◆ PROBLEM REQUIREMENTS ◆
Report the count of lines containing the word "JSON" in the entries below, and nothing more.

◆ PROVIDED RECORDS ◆

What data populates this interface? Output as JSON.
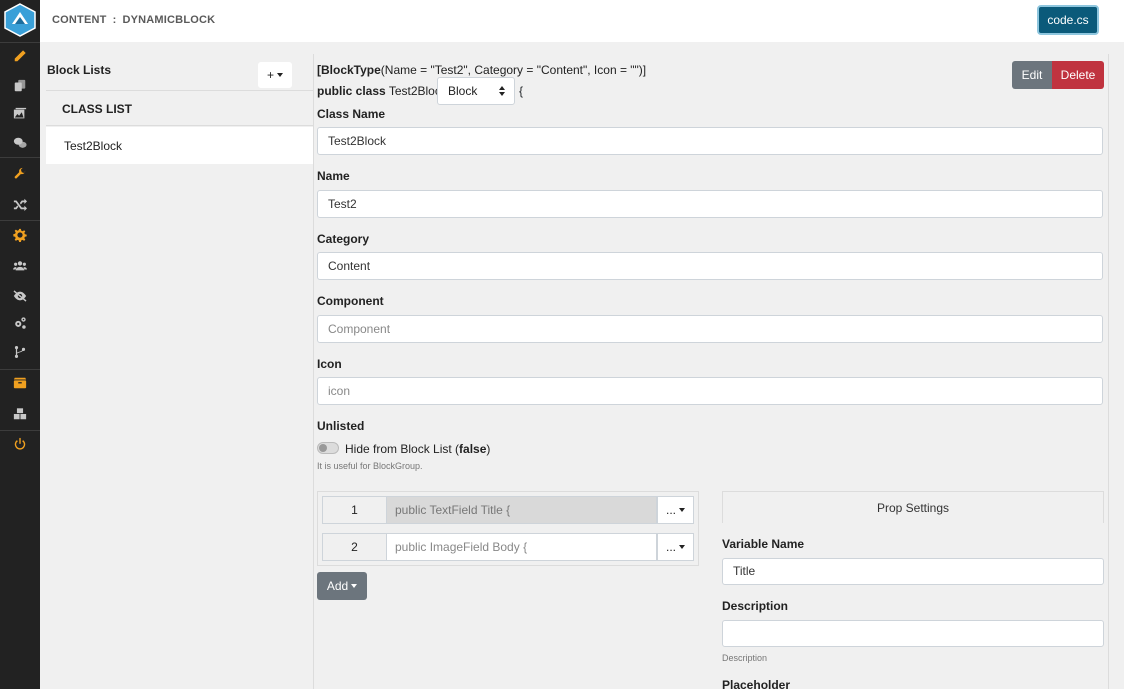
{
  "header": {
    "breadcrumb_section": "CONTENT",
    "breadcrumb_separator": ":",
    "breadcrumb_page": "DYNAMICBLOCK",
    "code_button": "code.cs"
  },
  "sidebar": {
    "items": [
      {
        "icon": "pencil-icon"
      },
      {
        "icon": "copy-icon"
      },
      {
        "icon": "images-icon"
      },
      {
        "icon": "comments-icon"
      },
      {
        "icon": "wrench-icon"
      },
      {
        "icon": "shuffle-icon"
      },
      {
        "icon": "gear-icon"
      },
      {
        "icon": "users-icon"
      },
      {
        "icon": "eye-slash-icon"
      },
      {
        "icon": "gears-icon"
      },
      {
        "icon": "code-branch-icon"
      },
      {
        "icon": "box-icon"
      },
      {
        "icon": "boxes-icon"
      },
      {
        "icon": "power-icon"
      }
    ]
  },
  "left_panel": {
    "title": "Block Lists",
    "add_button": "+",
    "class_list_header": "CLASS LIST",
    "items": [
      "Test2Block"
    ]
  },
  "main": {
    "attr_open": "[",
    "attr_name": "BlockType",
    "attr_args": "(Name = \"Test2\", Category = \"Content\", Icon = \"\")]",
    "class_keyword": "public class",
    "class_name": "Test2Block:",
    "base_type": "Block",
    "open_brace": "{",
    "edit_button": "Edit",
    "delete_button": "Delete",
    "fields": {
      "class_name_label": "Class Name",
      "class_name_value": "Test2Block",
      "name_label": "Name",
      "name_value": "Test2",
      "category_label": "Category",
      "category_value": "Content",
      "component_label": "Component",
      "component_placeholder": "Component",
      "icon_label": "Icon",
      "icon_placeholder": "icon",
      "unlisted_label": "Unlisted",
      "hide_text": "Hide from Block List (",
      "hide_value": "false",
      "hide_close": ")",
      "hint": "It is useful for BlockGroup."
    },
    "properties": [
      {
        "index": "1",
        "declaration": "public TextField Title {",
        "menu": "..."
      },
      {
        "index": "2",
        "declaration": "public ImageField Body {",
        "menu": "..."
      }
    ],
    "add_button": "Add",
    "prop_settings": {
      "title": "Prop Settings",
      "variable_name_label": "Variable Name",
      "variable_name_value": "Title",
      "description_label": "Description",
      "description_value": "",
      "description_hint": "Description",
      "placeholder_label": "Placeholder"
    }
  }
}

---

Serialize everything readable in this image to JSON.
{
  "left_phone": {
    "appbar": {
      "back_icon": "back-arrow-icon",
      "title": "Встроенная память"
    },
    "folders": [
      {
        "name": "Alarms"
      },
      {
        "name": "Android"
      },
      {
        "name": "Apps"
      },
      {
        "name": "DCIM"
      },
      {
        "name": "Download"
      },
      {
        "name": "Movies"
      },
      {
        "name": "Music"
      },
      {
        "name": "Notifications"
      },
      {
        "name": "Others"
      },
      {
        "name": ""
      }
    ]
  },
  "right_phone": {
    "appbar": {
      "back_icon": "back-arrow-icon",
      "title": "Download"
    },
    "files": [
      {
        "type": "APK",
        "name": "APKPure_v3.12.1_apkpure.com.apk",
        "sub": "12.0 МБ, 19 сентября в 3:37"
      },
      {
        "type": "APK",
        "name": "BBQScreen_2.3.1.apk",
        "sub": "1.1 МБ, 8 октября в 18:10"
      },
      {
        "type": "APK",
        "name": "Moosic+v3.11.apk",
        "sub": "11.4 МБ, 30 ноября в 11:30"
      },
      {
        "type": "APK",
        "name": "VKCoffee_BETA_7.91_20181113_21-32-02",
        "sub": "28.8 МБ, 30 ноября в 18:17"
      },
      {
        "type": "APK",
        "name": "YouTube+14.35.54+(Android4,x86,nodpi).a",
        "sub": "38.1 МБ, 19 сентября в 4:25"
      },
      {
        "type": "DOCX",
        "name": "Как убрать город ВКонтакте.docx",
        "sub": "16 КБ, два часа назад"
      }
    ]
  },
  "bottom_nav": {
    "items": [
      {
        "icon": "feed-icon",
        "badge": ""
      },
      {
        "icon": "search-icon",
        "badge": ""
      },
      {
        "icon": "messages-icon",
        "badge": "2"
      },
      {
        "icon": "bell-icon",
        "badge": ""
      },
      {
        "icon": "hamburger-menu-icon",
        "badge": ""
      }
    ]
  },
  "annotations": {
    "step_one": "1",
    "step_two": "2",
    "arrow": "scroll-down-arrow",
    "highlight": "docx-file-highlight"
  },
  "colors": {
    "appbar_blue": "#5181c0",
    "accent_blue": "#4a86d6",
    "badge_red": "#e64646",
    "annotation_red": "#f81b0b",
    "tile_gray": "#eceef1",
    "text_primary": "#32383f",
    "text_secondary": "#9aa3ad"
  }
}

--

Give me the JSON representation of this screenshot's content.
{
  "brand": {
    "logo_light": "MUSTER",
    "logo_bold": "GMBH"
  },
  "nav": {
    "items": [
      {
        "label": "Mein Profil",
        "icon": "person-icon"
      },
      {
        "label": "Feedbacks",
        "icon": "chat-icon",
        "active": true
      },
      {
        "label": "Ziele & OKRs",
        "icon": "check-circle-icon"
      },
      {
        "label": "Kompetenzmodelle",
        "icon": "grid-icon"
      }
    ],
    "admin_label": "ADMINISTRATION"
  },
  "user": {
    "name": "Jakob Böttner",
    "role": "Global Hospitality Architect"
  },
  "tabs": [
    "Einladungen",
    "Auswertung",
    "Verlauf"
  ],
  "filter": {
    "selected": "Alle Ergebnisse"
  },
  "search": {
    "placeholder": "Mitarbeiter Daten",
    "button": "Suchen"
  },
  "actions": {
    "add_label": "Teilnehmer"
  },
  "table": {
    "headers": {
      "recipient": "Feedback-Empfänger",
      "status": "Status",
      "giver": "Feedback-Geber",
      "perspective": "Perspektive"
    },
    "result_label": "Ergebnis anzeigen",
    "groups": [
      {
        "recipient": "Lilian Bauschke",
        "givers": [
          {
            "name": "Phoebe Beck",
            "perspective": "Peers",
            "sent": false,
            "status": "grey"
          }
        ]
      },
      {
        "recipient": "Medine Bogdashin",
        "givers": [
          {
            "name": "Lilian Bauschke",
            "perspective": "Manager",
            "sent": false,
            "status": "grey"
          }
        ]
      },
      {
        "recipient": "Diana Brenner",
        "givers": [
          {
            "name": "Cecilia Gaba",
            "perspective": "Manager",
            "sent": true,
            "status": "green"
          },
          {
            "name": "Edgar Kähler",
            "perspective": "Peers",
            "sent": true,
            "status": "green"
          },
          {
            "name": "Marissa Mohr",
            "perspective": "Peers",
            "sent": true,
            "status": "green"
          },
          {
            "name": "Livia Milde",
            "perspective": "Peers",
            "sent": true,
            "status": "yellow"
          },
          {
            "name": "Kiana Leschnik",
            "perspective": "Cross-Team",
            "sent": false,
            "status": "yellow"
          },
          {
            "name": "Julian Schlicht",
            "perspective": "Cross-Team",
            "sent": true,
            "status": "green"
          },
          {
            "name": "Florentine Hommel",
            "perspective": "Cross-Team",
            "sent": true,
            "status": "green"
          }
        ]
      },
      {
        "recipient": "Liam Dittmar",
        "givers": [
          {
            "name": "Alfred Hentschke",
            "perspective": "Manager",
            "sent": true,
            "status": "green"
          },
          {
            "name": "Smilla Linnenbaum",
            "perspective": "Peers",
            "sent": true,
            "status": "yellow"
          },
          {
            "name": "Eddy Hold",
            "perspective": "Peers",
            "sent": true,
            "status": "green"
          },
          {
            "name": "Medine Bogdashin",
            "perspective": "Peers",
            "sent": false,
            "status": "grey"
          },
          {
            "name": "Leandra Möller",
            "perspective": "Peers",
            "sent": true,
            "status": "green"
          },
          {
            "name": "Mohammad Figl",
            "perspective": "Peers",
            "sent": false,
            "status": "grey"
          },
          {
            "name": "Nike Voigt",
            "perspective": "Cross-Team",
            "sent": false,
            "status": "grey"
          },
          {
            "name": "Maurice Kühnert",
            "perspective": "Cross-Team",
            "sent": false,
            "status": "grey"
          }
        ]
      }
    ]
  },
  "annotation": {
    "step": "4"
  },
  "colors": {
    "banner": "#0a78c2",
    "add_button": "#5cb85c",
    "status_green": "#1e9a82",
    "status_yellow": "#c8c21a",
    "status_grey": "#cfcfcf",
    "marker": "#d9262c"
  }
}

◆ SOLVED EXERCISE ◆
3